- INSTRUCTION: Extract the complete data exactly as given.

(Stored data entries)
-- start --
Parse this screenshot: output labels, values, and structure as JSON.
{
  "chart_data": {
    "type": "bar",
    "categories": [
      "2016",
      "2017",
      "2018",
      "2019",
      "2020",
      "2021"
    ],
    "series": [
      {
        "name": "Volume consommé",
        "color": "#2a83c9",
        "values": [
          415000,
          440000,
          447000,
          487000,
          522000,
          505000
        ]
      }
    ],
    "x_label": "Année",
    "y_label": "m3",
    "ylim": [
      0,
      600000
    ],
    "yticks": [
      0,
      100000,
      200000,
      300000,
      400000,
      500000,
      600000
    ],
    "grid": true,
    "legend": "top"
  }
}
-- end --
- TASK RESULT:
Parse this screenshot: output labels, values, and structure as JSON.
{
  "chart_data": {
    "type": "bar",
    "categories": [
      "2016",
      "2017",
      "2018",
      "2019",
      "2020",
      "2021"
    ],
    "series": [
      {
        "name": "Volume consommé",
        "color": "#2a83c9",
        "values": [
          415000,
          440000,
          447000,
          487000,
          522000,
          505000
        ]
      }
    ],
    "x_label": "Année",
    "y_label": "m3",
    "ylim": [
      0,
      600000
    ],
    "yticks": [
      0,
      100000,
      200000,
      300000,
      400000,
      500000,
      600000
    ],
    "grid": true,
    "legend": "top"
  }
}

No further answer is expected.